Instructions to follow: Leave the pictures out. Return all other data exactly.
__________________________________________________
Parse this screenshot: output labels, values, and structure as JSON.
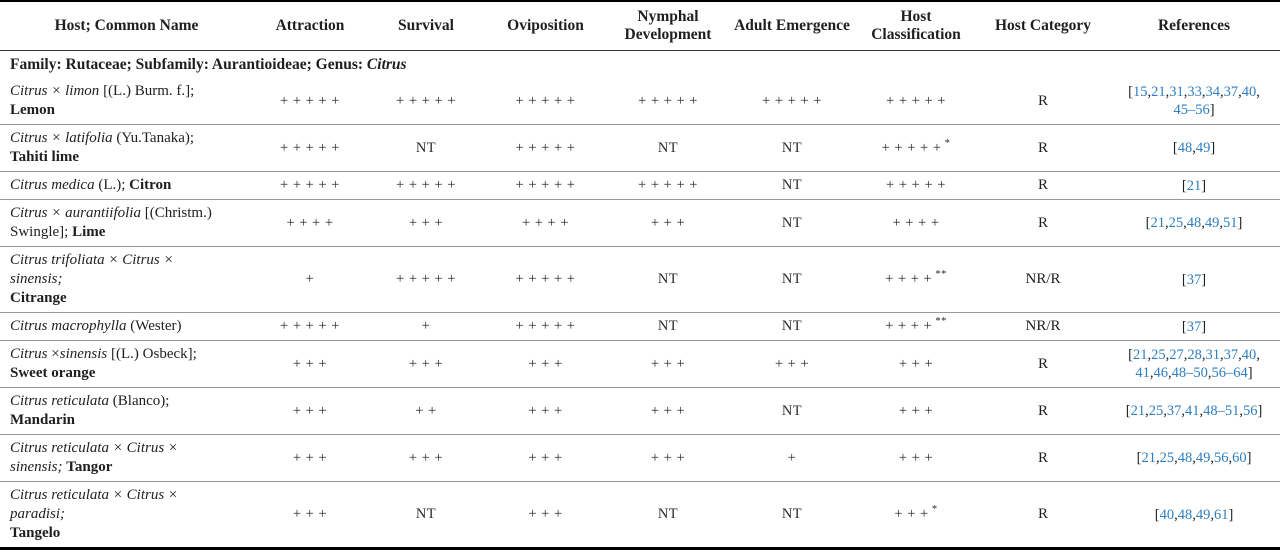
{
  "table": {
    "columns": [
      "Host; Common Name",
      "Attraction",
      "Survival",
      "Oviposition",
      "Nymphal Development",
      "Adult Emergence",
      "Host Classification",
      "Host Category",
      "References"
    ],
    "family": {
      "prefix": "Family: Rutaceae; Subfamily: Aurantioideae; Genus: ",
      "genus": "Citrus"
    },
    "colors": {
      "link_blue": "#2e7fc1",
      "text": "#1f1f1f",
      "row_divider": "#999999",
      "outer_border": "#000000"
    },
    "legend": {
      "not_tested": "NT",
      "resistant": "R",
      "non_resistant_resistant": "NR/R"
    },
    "rows": [
      {
        "host": [
          {
            "t": "Citrus × limon",
            "s": "i"
          },
          {
            "t": " [(L.) Burm. f.];",
            "s": "n"
          },
          {
            "s": "br"
          },
          {
            "t": "Lemon",
            "s": "b"
          }
        ],
        "attraction": "+ + + + +",
        "survival": "+ + + + +",
        "oviposition": "+ + + + +",
        "nymphal_development": "+ + + + +",
        "adult_emergence": "+ + + + +",
        "classification": "+ + + + +",
        "classification_note": "",
        "category": "R",
        "references": [
          "[15,21,31,33,34,37,40,",
          "45–56]"
        ]
      },
      {
        "host": [
          {
            "t": "Citrus × latifolia",
            "s": "i"
          },
          {
            "t": " (Yu.Tanaka);",
            "s": "n"
          },
          {
            "s": "br"
          },
          {
            "t": "Tahiti lime",
            "s": "b"
          }
        ],
        "attraction": "+ + + + +",
        "survival": "NT",
        "oviposition": "+ + + + +",
        "nymphal_development": "NT",
        "adult_emergence": "NT",
        "classification": "+ + + + +",
        "classification_note": "*",
        "category": "R",
        "references": [
          "[48,49]"
        ]
      },
      {
        "host": [
          {
            "t": "Citrus medica",
            "s": "i"
          },
          {
            "t": " (L.); ",
            "s": "n"
          },
          {
            "t": "Citron",
            "s": "b"
          }
        ],
        "attraction": "+ + + + +",
        "survival": "+ + + + +",
        "oviposition": "+ + + + +",
        "nymphal_development": "+ + + + +",
        "adult_emergence": "NT",
        "classification": "+ + + + +",
        "classification_note": "",
        "category": "R",
        "references": [
          "[21]"
        ]
      },
      {
        "host": [
          {
            "t": "Citrus × aurantiifolia",
            "s": "i"
          },
          {
            "t": " [(Christm.)",
            "s": "n"
          },
          {
            "s": "br"
          },
          {
            "t": "Swingle]; ",
            "s": "n"
          },
          {
            "t": "Lime",
            "s": "b"
          }
        ],
        "attraction": "+ + + +",
        "survival": "+ + +",
        "oviposition": "+ + + +",
        "nymphal_development": "+ + +",
        "adult_emergence": "NT",
        "classification": "+ + + +",
        "classification_note": "",
        "category": "R",
        "references": [
          "[21,25,48,49,51]"
        ]
      },
      {
        "host": [
          {
            "t": "Citrus trifoliata × Citrus ×",
            "s": "i"
          },
          {
            "s": "br"
          },
          {
            "t": "sinensis;",
            "s": "i"
          },
          {
            "s": "br"
          },
          {
            "t": "Citrange",
            "s": "b"
          }
        ],
        "attraction": "+",
        "survival": "+ + + + +",
        "oviposition": "+ + + + +",
        "nymphal_development": "NT",
        "adult_emergence": "NT",
        "classification": "+ + + +",
        "classification_note": "**",
        "category": "NR/R",
        "references": [
          "[37]"
        ]
      },
      {
        "host": [
          {
            "t": "Citrus macrophylla",
            "s": "i"
          },
          {
            "t": " (Wester)",
            "s": "n"
          }
        ],
        "attraction": "+ + + + +",
        "survival": "+",
        "oviposition": "+ + + + +",
        "nymphal_development": "NT",
        "adult_emergence": "NT",
        "classification": "+ + + +",
        "classification_note": "**",
        "category": "NR/R",
        "references": [
          "[37]"
        ]
      },
      {
        "host": [
          {
            "t": "Citrus",
            "s": "i"
          },
          {
            "t": " ×",
            "s": "n"
          },
          {
            "t": "sinensis",
            "s": "i"
          },
          {
            "t": " [(L.) Osbeck];",
            "s": "n"
          },
          {
            "s": "br"
          },
          {
            "t": "Sweet orange",
            "s": "b"
          }
        ],
        "attraction": "+ + +",
        "survival": "+ + +",
        "oviposition": "+ + +",
        "nymphal_development": "+ + +",
        "adult_emergence": "+ + +",
        "classification": "+ + +",
        "classification_note": "",
        "category": "R",
        "references": [
          "[21,25,27,28,31,37,40,",
          "41,46,48–50,56–64]"
        ]
      },
      {
        "host": [
          {
            "t": "Citrus reticulata",
            "s": "i"
          },
          {
            "t": " (Blanco);",
            "s": "n"
          },
          {
            "s": "br"
          },
          {
            "t": "Mandarin",
            "s": "b"
          }
        ],
        "attraction": "+ + +",
        "survival": "+ +",
        "oviposition": "+ + +",
        "nymphal_development": "+ + +",
        "adult_emergence": "NT",
        "classification": "+ + +",
        "classification_note": "",
        "category": "R",
        "references": [
          "[21,25,37,41,48–51,56]"
        ]
      },
      {
        "host": [
          {
            "t": "Citrus reticulata × Citrus ×",
            "s": "i"
          },
          {
            "s": "br"
          },
          {
            "t": "sinensis; ",
            "s": "i"
          },
          {
            "t": "Tangor",
            "s": "b"
          }
        ],
        "attraction": "+ + +",
        "survival": "+ + +",
        "oviposition": "+ + +",
        "nymphal_development": "+ + +",
        "adult_emergence": "+",
        "classification": "+ + +",
        "classification_note": "",
        "category": "R",
        "references": [
          "[21,25,48,49,56,60]"
        ]
      },
      {
        "host": [
          {
            "t": "Citrus reticulata × Citrus ×",
            "s": "i"
          },
          {
            "s": "br"
          },
          {
            "t": "paradisi;",
            "s": "i"
          },
          {
            "s": "br"
          },
          {
            "t": "Tangelo",
            "s": "b"
          }
        ],
        "attraction": "+ + +",
        "survival": "NT",
        "oviposition": "+ + +",
        "nymphal_development": "NT",
        "adult_emergence": "NT",
        "classification": "+ + +",
        "classification_note": "*",
        "category": "R",
        "references": [
          "[40,48,49,61]"
        ]
      }
    ]
  }
}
__________________________________________________
Response to this exercise:
Parse this screenshot: output labels, values, and structure as JSON.
{
  "table": {
    "columns": [
      "Host; Common Name",
      "Attraction",
      "Survival",
      "Oviposition",
      "Nymphal Development",
      "Adult Emergence",
      "Host Classification",
      "Host Category",
      "References"
    ],
    "family": {
      "prefix": "Family: Rutaceae; Subfamily: Aurantioideae; Genus: ",
      "genus": "Citrus"
    },
    "colors": {
      "link_blue": "#2e7fc1",
      "text": "#1f1f1f",
      "row_divider": "#999999",
      "outer_border": "#000000"
    },
    "legend": {
      "not_tested": "NT",
      "resistant": "R",
      "non_resistant_resistant": "NR/R"
    },
    "rows": [
      {
        "host": [
          {
            "t": "Citrus × limon",
            "s": "i"
          },
          {
            "t": " [(L.) Burm. f.];",
            "s": "n"
          },
          {
            "s": "br"
          },
          {
            "t": "Lemon",
            "s": "b"
          }
        ],
        "attraction": "+ + + + +",
        "survival": "+ + + + +",
        "oviposition": "+ + + + +",
        "nymphal_development": "+ + + + +",
        "adult_emergence": "+ + + + +",
        "classification": "+ + + + +",
        "classification_note": "",
        "category": "R",
        "references": [
          "[15,21,31,33,34,37,40,",
          "45–56]"
        ]
      },
      {
        "host": [
          {
            "t": "Citrus × latifolia",
            "s": "i"
          },
          {
            "t": " (Yu.Tanaka);",
            "s": "n"
          },
          {
            "s": "br"
          },
          {
            "t": "Tahiti lime",
            "s": "b"
          }
        ],
        "attraction": "+ + + + +",
        "survival": "NT",
        "oviposition": "+ + + + +",
        "nymphal_development": "NT",
        "adult_emergence": "NT",
        "classification": "+ + + + +",
        "classification_note": "*",
        "category": "R",
        "references": [
          "[48,49]"
        ]
      },
      {
        "host": [
          {
            "t": "Citrus medica",
            "s": "i"
          },
          {
            "t": " (L.); ",
            "s": "n"
          },
          {
            "t": "Citron",
            "s": "b"
          }
        ],
        "attraction": "+ + + + +",
        "survival": "+ + + + +",
        "oviposition": "+ + + + +",
        "nymphal_development": "+ + + + +",
        "adult_emergence": "NT",
        "classification": "+ + + + +",
        "classification_note": "",
        "category": "R",
        "references": [
          "[21]"
        ]
      },
      {
        "host": [
          {
            "t": "Citrus × aurantiifolia",
            "s": "i"
          },
          {
            "t": " [(Christm.)",
            "s": "n"
          },
          {
            "s": "br"
          },
          {
            "t": "Swingle]; ",
            "s": "n"
          },
          {
            "t": "Lime",
            "s": "b"
          }
        ],
        "attraction": "+ + + +",
        "survival": "+ + +",
        "oviposition": "+ + + +",
        "nymphal_development": "+ + +",
        "adult_emergence": "NT",
        "classification": "+ + + +",
        "classification_note": "",
        "category": "R",
        "references": [
          "[21,25,48,49,51]"
        ]
      },
      {
        "host": [
          {
            "t": "Citrus trifoliata × Citrus ×",
            "s": "i"
          },
          {
            "s": "br"
          },
          {
            "t": "sinensis;",
            "s": "i"
          },
          {
            "s": "br"
          },
          {
            "t": "Citrange",
            "s": "b"
          }
        ],
        "attraction": "+",
        "survival": "+ + + + +",
        "oviposition": "+ + + + +",
        "nymphal_development": "NT",
        "adult_emergence": "NT",
        "classification": "+ + + +",
        "classification_note": "**",
        "category": "NR/R",
        "references": [
          "[37]"
        ]
      },
      {
        "host": [
          {
            "t": "Citrus macrophylla",
            "s": "i"
          },
          {
            "t": " (Wester)",
            "s": "n"
          }
        ],
        "attraction": "+ + + + +",
        "survival": "+",
        "oviposition": "+ + + + +",
        "nymphal_development": "NT",
        "adult_emergence": "NT",
        "classification": "+ + + +",
        "classification_note": "**",
        "category": "NR/R",
        "references": [
          "[37]"
        ]
      },
      {
        "host": [
          {
            "t": "Citrus",
            "s": "i"
          },
          {
            "t": " ×",
            "s": "n"
          },
          {
            "t": "sinensis",
            "s": "i"
          },
          {
            "t": " [(L.) Osbeck];",
            "s": "n"
          },
          {
            "s": "br"
          },
          {
            "t": "Sweet orange",
            "s": "b"
          }
        ],
        "attraction": "+ + +",
        "survival": "+ + +",
        "oviposition": "+ + +",
        "nymphal_development": "+ + +",
        "adult_emergence": "+ + +",
        "classification": "+ + +",
        "classification_note": "",
        "category": "R",
        "references": [
          "[21,25,27,28,31,37,40,",
          "41,46,48–50,56–64]"
        ]
      },
      {
        "host": [
          {
            "t": "Citrus reticulata",
            "s": "i"
          },
          {
            "t": " (Blanco);",
            "s": "n"
          },
          {
            "s": "br"
          },
          {
            "t": "Mandarin",
            "s": "b"
          }
        ],
        "attraction": "+ + +",
        "survival": "+ +",
        "oviposition": "+ + +",
        "nymphal_development": "+ + +",
        "adult_emergence": "NT",
        "classification": "+ + +",
        "classification_note": "",
        "category": "R",
        "references": [
          "[21,25,37,41,48–51,56]"
        ]
      },
      {
        "host": [
          {
            "t": "Citrus reticulata × Citrus ×",
            "s": "i"
          },
          {
            "s": "br"
          },
          {
            "t": "sinensis; ",
            "s": "i"
          },
          {
            "t": "Tangor",
            "s": "b"
          }
        ],
        "attraction": "+ + +",
        "survival": "+ + +",
        "oviposition": "+ + +",
        "nymphal_development": "+ + +",
        "adult_emergence": "+",
        "classification": "+ + +",
        "classification_note": "",
        "category": "R",
        "references": [
          "[21,25,48,49,56,60]"
        ]
      },
      {
        "host": [
          {
            "t": "Citrus reticulata × Citrus ×",
            "s": "i"
          },
          {
            "s": "br"
          },
          {
            "t": "paradisi;",
            "s": "i"
          },
          {
            "s": "br"
          },
          {
            "t": "Tangelo",
            "s": "b"
          }
        ],
        "attraction": "+ + +",
        "survival": "NT",
        "oviposition": "+ + +",
        "nymphal_development": "NT",
        "adult_emergence": "NT",
        "classification": "+ + +",
        "classification_note": "*",
        "category": "R",
        "references": [
          "[40,48,49,61]"
        ]
      }
    ]
  }
}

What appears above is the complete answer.